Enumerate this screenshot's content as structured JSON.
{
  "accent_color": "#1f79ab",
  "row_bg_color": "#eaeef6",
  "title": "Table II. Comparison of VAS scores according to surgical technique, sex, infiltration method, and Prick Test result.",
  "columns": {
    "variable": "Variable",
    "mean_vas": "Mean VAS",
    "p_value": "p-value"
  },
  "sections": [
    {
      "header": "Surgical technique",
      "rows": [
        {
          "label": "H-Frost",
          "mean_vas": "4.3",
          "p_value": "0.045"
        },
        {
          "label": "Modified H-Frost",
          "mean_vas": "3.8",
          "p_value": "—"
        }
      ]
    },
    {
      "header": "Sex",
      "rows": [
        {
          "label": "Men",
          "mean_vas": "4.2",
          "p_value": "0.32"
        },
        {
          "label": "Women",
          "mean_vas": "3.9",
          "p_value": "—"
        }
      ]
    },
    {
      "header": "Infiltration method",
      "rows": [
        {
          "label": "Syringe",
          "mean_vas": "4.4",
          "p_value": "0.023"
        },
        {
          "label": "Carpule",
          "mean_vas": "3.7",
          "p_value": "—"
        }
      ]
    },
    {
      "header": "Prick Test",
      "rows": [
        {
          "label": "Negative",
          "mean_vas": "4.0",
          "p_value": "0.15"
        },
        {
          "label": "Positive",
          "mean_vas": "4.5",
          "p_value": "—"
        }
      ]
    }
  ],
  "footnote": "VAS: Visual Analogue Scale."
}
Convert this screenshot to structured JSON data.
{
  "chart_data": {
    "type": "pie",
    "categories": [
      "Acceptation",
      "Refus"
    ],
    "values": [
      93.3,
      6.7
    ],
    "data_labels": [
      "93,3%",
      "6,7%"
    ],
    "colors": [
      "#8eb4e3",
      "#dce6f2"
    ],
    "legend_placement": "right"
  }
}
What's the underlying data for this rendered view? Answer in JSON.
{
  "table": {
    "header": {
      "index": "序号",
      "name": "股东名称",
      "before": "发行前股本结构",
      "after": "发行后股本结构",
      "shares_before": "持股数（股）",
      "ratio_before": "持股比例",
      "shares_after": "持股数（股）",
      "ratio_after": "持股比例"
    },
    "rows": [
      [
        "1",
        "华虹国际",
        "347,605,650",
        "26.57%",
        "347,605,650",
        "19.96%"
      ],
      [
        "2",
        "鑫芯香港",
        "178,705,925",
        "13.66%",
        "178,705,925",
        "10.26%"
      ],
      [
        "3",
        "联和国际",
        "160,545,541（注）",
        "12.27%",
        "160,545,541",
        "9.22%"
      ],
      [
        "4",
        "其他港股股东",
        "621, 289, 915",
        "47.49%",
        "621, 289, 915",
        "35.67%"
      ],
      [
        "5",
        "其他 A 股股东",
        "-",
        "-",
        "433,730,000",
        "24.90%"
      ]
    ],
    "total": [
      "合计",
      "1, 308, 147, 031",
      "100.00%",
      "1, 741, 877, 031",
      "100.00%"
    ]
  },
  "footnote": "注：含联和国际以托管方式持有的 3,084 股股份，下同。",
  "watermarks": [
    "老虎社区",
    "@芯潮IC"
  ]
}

○ ○ ○ ○

Set exercise — Find the lines holding "JSON" and list every one.

Solution —
Enumerate this screenshot's content as structured JSON.
Convert this screenshot to structured JSON data.
What's the underlying data for this rendered view? Answer in JSON.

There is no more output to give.